Goal: Of all the lines in the material, how many include the word "with"? Give only the number.

Records for processing:

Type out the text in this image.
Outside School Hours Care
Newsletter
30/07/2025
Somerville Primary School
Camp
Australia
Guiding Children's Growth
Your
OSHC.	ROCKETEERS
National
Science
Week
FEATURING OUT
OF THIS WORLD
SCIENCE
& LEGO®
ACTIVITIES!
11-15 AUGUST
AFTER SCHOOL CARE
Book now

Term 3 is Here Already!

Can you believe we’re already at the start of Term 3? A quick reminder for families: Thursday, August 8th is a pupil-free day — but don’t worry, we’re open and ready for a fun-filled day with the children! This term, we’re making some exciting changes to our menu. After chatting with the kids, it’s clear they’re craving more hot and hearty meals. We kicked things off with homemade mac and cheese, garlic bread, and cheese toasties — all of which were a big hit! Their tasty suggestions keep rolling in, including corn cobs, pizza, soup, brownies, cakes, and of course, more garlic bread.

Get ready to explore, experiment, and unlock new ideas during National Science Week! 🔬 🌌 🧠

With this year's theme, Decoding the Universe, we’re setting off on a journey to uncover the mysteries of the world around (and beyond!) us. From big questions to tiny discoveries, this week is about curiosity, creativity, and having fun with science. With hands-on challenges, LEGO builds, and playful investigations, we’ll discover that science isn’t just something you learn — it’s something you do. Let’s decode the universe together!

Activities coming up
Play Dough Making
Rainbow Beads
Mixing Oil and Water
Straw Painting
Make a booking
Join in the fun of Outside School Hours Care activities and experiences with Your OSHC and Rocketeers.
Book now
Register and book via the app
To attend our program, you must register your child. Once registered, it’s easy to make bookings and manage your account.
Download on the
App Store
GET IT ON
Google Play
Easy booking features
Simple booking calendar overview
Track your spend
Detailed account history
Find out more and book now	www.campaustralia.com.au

Correct output: 3